--- BEGIN LISTED RECORDS ---

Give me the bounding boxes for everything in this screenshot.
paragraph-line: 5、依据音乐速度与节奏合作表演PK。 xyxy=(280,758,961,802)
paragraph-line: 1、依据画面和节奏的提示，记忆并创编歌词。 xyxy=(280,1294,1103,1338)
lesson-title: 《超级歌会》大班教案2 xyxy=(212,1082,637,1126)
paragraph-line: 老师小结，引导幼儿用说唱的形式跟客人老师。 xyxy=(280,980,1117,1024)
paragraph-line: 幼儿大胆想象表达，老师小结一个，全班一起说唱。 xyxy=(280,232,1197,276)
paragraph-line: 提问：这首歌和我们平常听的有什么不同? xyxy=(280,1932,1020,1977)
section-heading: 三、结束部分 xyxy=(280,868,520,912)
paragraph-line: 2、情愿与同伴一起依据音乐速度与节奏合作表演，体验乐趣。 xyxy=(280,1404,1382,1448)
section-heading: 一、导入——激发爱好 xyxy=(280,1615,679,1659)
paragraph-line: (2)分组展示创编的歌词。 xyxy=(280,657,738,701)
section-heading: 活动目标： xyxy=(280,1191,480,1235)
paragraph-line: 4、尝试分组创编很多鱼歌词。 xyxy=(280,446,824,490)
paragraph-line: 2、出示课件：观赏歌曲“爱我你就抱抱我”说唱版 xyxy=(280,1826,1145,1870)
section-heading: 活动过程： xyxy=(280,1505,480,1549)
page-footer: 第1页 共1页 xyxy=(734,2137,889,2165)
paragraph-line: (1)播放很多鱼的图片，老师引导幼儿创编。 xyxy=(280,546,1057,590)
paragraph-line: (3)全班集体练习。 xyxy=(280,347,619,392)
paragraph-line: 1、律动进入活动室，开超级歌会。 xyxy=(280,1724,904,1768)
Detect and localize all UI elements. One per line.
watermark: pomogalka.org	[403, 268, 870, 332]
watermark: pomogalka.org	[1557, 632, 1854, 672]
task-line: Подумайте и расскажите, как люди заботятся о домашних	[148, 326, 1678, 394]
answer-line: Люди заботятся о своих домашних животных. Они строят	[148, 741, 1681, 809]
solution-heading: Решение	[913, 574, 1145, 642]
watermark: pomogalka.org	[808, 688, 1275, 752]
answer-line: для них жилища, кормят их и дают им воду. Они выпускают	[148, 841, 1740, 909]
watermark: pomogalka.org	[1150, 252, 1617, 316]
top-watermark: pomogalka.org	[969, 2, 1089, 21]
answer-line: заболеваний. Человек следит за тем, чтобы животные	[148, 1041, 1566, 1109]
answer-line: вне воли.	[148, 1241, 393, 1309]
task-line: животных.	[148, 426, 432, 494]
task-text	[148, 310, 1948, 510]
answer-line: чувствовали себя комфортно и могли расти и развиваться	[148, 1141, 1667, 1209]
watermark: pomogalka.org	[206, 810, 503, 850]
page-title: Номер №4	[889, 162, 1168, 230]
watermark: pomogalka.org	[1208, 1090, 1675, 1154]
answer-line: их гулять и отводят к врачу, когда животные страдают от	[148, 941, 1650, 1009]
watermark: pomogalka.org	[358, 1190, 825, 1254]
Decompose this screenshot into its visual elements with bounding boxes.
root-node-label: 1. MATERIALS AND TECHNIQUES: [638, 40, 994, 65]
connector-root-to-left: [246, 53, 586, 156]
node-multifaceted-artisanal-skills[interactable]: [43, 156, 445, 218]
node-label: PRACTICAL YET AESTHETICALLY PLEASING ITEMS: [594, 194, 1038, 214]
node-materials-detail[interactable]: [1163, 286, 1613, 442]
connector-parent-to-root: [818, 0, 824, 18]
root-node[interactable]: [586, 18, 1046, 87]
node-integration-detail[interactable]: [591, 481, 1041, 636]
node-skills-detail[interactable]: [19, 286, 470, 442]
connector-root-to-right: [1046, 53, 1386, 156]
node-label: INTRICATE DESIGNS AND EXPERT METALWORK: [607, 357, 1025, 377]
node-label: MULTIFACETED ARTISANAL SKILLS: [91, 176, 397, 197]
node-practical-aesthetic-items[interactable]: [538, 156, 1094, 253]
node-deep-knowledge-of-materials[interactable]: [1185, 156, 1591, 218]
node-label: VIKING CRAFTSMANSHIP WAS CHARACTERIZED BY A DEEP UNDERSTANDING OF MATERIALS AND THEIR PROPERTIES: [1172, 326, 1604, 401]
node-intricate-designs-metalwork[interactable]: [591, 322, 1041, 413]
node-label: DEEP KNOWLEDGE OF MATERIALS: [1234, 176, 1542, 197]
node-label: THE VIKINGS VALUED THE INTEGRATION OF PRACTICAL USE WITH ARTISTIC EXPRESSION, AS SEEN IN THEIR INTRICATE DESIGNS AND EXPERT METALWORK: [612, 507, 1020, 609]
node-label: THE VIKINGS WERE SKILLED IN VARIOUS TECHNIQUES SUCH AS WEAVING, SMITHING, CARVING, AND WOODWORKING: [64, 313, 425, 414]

--- END LISTED RECORDS ---

▸ OBJECTIVE
Swap each "paragraph-line" in the data above for "text-line" and write out all the lines again with nothing else changed.

▸ FULL ANSWER
Give me the bounding boxes for everything in this screenshot.
text-line: 5、依据音乐速度与节奏合作表演PK。 xyxy=(280,758,961,802)
text-line: 1、依据画面和节奏的提示，记忆并创编歌词。 xyxy=(280,1294,1103,1338)
lesson-title: 《超级歌会》大班教案2 xyxy=(212,1082,637,1126)
text-line: 老师小结，引导幼儿用说唱的形式跟客人老师。 xyxy=(280,980,1117,1024)
text-line: 幼儿大胆想象表达，老师小结一个，全班一起说唱。 xyxy=(280,232,1197,276)
text-line: 提问：这首歌和我们平常听的有什么不同? xyxy=(280,1932,1020,1977)
section-heading: 三、结束部分 xyxy=(280,868,520,912)
text-line: 2、情愿与同伴一起依据音乐速度与节奏合作表演，体验乐趣。 xyxy=(280,1404,1382,1448)
section-heading: 一、导入——激发爱好 xyxy=(280,1615,679,1659)
text-line: (2)分组展示创编的歌词。 xyxy=(280,657,738,701)
section-heading: 活动目标： xyxy=(280,1191,480,1235)
text-line: 4、尝试分组创编很多鱼歌词。 xyxy=(280,446,824,490)
text-line: 2、出示课件：观赏歌曲“爱我你就抱抱我”说唱版 xyxy=(280,1826,1145,1870)
section-heading: 活动过程： xyxy=(280,1505,480,1549)
page-footer: 第1页 共1页 xyxy=(734,2137,889,2165)
text-line: (1)播放很多鱼的图片，老师引导幼儿创编。 xyxy=(280,546,1057,590)
text-line: (3)全班集体练习。 xyxy=(280,347,619,392)
text-line: 1、律动进入活动室，开超级歌会。 xyxy=(280,1724,904,1768)
Detect and localize all UI elements. One per line.
watermark: pomogalka.org	[403, 268, 870, 332]
watermark: pomogalka.org	[1557, 632, 1854, 672]
task-line: Подумайте и расскажите, как люди заботятся о домашних	[148, 326, 1678, 394]
answer-line: Люди заботятся о своих домашних животных. Они строят	[148, 741, 1681, 809]
solution-heading: Решение	[913, 574, 1145, 642]
watermark: pomogalka.org	[808, 688, 1275, 752]
answer-line: для них жилища, кормят их и дают им воду. Они выпускают	[148, 841, 1740, 909]
watermark: pomogalka.org	[1150, 252, 1617, 316]
top-watermark: pomogalka.org	[969, 2, 1089, 21]
answer-line: заболеваний. Человек следит за тем, чтобы животные	[148, 1041, 1566, 1109]
answer-line: вне воли.	[148, 1241, 393, 1309]
task-line: животных.	[148, 426, 432, 494]
task-text	[148, 310, 1948, 510]
answer-line: чувствовали себя комфортно и могли расти и развиваться	[148, 1141, 1667, 1209]
watermark: pomogalka.org	[206, 810, 503, 850]
page-title: Номер №4	[889, 162, 1168, 230]
watermark: pomogalka.org	[1208, 1090, 1675, 1154]
answer-line: их гулять и отводят к врачу, когда животные страдают от	[148, 941, 1650, 1009]
watermark: pomogalka.org	[358, 1190, 825, 1254]
Decompose this screenshot into its visual elements with bounding boxes.
root-node-label: 1. MATERIALS AND TECHNIQUES: [638, 40, 994, 65]
connector-root-to-left: [246, 53, 586, 156]
node-multifaceted-artisanal-skills[interactable]: [43, 156, 445, 218]
node-label: PRACTICAL YET AESTHETICALLY PLEASING ITEMS: [594, 194, 1038, 214]
node-materials-detail[interactable]: [1163, 286, 1613, 442]
connector-parent-to-root: [818, 0, 824, 18]
root-node[interactable]: [586, 18, 1046, 87]
node-integration-detail[interactable]: [591, 481, 1041, 636]
node-skills-detail[interactable]: [19, 286, 470, 442]
connector-root-to-right: [1046, 53, 1386, 156]
node-label: INTRICATE DESIGNS AND EXPERT METALWORK: [607, 357, 1025, 377]
node-label: MULTIFACETED ARTISANAL SKILLS: [91, 176, 397, 197]
node-practical-aesthetic-items[interactable]: [538, 156, 1094, 253]
node-deep-knowledge-of-materials[interactable]: [1185, 156, 1591, 218]
node-label: VIKING CRAFTSMANSHIP WAS CHARACTERIZED BY A DEEP UNDERSTANDING OF MATERIALS AND THEIR PROPERTIES: [1172, 326, 1604, 401]
node-intricate-designs-metalwork[interactable]: [591, 322, 1041, 413]
node-label: DEEP KNOWLEDGE OF MATERIALS: [1234, 176, 1542, 197]
node-label: THE VIKINGS VALUED THE INTEGRATION OF PRACTICAL USE WITH ARTISTIC EXPRESSION, AS SEEN IN THEIR INTRICATE DESIGNS AND EXPERT METALWORK: [612, 507, 1020, 609]
node-label: THE VIKINGS WERE SKILLED IN VARIOUS TECHNIQUES SUCH AS WEAVING, SMITHING, CARVING, AND WOODWORKING: [64, 313, 425, 414]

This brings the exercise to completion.